Task description:
Could you output each line of the data that follows exactly?

Collected data entries:
....................

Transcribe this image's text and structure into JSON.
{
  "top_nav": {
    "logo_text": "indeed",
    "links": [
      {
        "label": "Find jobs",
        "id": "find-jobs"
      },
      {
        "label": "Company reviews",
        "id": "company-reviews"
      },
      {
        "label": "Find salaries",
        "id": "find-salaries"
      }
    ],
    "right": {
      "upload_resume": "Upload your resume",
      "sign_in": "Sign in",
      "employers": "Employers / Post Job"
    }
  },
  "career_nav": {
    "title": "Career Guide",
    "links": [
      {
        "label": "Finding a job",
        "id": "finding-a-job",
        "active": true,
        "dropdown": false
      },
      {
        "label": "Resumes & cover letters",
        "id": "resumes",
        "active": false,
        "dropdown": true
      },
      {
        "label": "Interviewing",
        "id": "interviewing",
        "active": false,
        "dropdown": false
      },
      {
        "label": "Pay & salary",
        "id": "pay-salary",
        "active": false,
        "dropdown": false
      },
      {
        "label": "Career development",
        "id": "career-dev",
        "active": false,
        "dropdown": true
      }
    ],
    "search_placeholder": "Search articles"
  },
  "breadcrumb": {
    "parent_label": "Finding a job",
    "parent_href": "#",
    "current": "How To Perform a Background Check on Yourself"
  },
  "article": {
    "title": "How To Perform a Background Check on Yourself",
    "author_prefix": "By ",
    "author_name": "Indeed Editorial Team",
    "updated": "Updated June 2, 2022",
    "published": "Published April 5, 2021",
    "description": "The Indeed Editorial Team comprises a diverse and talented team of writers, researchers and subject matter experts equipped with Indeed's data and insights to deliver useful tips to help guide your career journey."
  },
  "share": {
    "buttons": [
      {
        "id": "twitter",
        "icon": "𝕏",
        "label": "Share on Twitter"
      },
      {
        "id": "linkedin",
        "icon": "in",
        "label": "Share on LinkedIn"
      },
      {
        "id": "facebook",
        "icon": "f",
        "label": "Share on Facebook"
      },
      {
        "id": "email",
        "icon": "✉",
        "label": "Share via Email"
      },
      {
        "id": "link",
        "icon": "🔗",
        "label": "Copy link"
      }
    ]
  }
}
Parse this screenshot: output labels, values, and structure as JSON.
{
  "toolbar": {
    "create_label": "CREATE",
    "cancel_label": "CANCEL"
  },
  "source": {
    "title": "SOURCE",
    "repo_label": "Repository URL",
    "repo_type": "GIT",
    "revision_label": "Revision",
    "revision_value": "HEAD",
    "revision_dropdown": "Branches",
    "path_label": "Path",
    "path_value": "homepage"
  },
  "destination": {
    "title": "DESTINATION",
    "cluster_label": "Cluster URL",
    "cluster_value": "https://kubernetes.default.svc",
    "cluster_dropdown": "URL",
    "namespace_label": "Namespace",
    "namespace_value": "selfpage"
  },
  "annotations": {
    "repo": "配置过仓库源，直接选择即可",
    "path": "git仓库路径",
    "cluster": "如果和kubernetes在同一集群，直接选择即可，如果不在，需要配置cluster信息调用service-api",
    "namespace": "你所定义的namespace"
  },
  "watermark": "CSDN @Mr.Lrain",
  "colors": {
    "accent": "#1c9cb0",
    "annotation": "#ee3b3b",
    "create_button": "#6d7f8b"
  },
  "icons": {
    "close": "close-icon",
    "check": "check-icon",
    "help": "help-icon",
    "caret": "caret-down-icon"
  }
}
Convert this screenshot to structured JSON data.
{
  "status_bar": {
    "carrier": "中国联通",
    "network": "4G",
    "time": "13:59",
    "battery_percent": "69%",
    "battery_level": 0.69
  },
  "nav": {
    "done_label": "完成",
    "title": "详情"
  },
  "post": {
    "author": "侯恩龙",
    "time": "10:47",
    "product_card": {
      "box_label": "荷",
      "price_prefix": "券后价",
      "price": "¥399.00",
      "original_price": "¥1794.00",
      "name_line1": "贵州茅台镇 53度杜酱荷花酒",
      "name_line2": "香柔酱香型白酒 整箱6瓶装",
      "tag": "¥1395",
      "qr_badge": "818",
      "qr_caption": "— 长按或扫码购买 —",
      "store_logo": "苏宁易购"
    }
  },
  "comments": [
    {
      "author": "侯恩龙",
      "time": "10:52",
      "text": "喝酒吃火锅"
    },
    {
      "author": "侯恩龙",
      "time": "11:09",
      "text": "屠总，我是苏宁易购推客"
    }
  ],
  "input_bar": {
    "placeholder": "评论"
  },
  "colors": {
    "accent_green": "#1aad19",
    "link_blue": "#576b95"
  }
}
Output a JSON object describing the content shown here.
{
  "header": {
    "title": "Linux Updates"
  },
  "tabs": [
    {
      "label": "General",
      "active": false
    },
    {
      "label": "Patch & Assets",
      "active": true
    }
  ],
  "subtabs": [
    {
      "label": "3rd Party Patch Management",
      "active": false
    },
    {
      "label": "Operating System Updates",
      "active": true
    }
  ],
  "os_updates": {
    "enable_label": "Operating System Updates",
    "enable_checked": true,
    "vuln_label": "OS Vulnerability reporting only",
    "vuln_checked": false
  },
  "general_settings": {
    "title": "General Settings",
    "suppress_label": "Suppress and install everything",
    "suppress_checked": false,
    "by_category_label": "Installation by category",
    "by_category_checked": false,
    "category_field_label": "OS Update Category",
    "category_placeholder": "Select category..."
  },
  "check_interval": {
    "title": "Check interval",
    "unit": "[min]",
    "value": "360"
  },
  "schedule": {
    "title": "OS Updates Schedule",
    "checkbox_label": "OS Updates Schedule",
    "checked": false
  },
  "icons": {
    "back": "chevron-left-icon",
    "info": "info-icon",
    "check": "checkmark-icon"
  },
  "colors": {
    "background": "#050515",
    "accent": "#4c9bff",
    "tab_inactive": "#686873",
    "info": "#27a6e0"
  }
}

....................

Right answer:
Transcribe this image's text and structure into JSON.
{
  "top_nav": {
    "logo_text": "indeed",
    "links": [
      {
        "label": "Find jobs",
        "id": "find-jobs"
      },
      {
        "label": "Company reviews",
        "id": "company-reviews"
      },
      {
        "label": "Find salaries",
        "id": "find-salaries"
      }
    ],
    "right": {
      "upload_resume": "Upload your resume",
      "sign_in": "Sign in",
      "employers": "Employers / Post Job"
    }
  },
  "career_nav": {
    "title": "Career Guide",
    "links": [
      {
        "label": "Finding a job",
        "id": "finding-a-job",
        "active": true,
        "dropdown": false
      },
      {
        "label": "Resumes & cover letters",
        "id": "resumes",
        "active": false,
        "dropdown": true
      },
      {
        "label": "Interviewing",
        "id": "interviewing",
        "active": false,
        "dropdown": false
      },
      {
        "label": "Pay & salary",
        "id": "pay-salary",
        "active": false,
        "dropdown": false
      },
      {
        "label": "Career development",
        "id": "career-dev",
        "active": false,
        "dropdown": true
      }
    ],
    "search_placeholder": "Search articles"
  },
  "breadcrumb": {
    "parent_label": "Finding a job",
    "parent_href": "#",
    "current": "How To Perform a Background Check on Yourself"
  },
  "article": {
    "title": "How To Perform a Background Check on Yourself",
    "author_prefix": "By ",
    "author_name": "Indeed Editorial Team",
    "updated": "Updated June 2, 2022",
    "published": "Published April 5, 2021",
    "description": "The Indeed Editorial Team comprises a diverse and talented team of writers, researchers and subject matter experts equipped with Indeed's data and insights to deliver useful tips to help guide your career journey."
  },
  "share": {
    "buttons": [
      {
        "id": "twitter",
        "icon": "𝕏",
        "label": "Share on Twitter"
      },
      {
        "id": "linkedin",
        "icon": "in",
        "label": "Share on LinkedIn"
      },
      {
        "id": "facebook",
        "icon": "f",
        "label": "Share on Facebook"
      },
      {
        "id": "email",
        "icon": "✉",
        "label": "Share via Email"
      },
      {
        "id": "link",
        "icon": "🔗",
        "label": "Copy link"
      }
    ]
  }
}
Parse this screenshot: output labels, values, and structure as JSON.
{
  "toolbar": {
    "create_label": "CREATE",
    "cancel_label": "CANCEL"
  },
  "source": {
    "title": "SOURCE",
    "repo_label": "Repository URL",
    "repo_type": "GIT",
    "revision_label": "Revision",
    "revision_value": "HEAD",
    "revision_dropdown": "Branches",
    "path_label": "Path",
    "path_value": "homepage"
  },
  "destination": {
    "title": "DESTINATION",
    "cluster_label": "Cluster URL",
    "cluster_value": "https://kubernetes.default.svc",
    "cluster_dropdown": "URL",
    "namespace_label": "Namespace",
    "namespace_value": "selfpage"
  },
  "annotations": {
    "repo": "配置过仓库源，直接选择即可",
    "path": "git仓库路径",
    "cluster": "如果和kubernetes在同一集群，直接选择即可，如果不在，需要配置cluster信息调用service-api",
    "namespace": "你所定义的namespace"
  },
  "watermark": "CSDN @Mr.Lrain",
  "colors": {
    "accent": "#1c9cb0",
    "annotation": "#ee3b3b",
    "create_button": "#6d7f8b"
  },
  "icons": {
    "close": "close-icon",
    "check": "check-icon",
    "help": "help-icon",
    "caret": "caret-down-icon"
  }
}
Convert this screenshot to structured JSON data.
{
  "status_bar": {
    "carrier": "中国联通",
    "network": "4G",
    "time": "13:59",
    "battery_percent": "69%",
    "battery_level": 0.69
  },
  "nav": {
    "done_label": "完成",
    "title": "详情"
  },
  "post": {
    "author": "侯恩龙",
    "time": "10:47",
    "product_card": {
      "box_label": "荷",
      "price_prefix": "券后价",
      "price": "¥399.00",
      "original_price": "¥1794.00",
      "name_line1": "贵州茅台镇 53度杜酱荷花酒",
      "name_line2": "香柔酱香型白酒 整箱6瓶装",
      "tag": "¥1395",
      "qr_badge": "818",
      "qr_caption": "— 长按或扫码购买 —",
      "store_logo": "苏宁易购"
    }
  },
  "comments": [
    {
      "author": "侯恩龙",
      "time": "10:52",
      "text": "喝酒吃火锅"
    },
    {
      "author": "侯恩龙",
      "time": "11:09",
      "text": "屠总，我是苏宁易购推客"
    }
  ],
  "input_bar": {
    "placeholder": "评论"
  },
  "colors": {
    "accent_green": "#1aad19",
    "link_blue": "#576b95"
  }
}
Output a JSON object describing the content shown here.
{
  "header": {
    "title": "Linux Updates"
  },
  "tabs": [
    {
      "label": "General",
      "active": false
    },
    {
      "label": "Patch & Assets",
      "active": true
    }
  ],
  "subtabs": [
    {
      "label": "3rd Party Patch Management",
      "active": false
    },
    {
      "label": "Operating System Updates",
      "active": true
    }
  ],
  "os_updates": {
    "enable_label": "Operating System Updates",
    "enable_checked": true,
    "vuln_label": "OS Vulnerability reporting only",
    "vuln_checked": false
  },
  "general_settings": {
    "title": "General Settings",
    "suppress_label": "Suppress and install everything",
    "suppress_checked": false,
    "by_category_label": "Installation by category",
    "by_category_checked": false,
    "category_field_label": "OS Update Category",
    "category_placeholder": "Select category..."
  },
  "check_interval": {
    "title": "Check interval",
    "unit": "[min]",
    "value": "360"
  },
  "schedule": {
    "title": "OS Updates Schedule",
    "checkbox_label": "OS Updates Schedule",
    "checked": false
  },
  "icons": {
    "back": "chevron-left-icon",
    "info": "info-icon",
    "check": "checkmark-icon"
  },
  "colors": {
    "background": "#050515",
    "accent": "#4c9bff",
    "tab_inactive": "#686873",
    "info": "#27a6e0"
  }
}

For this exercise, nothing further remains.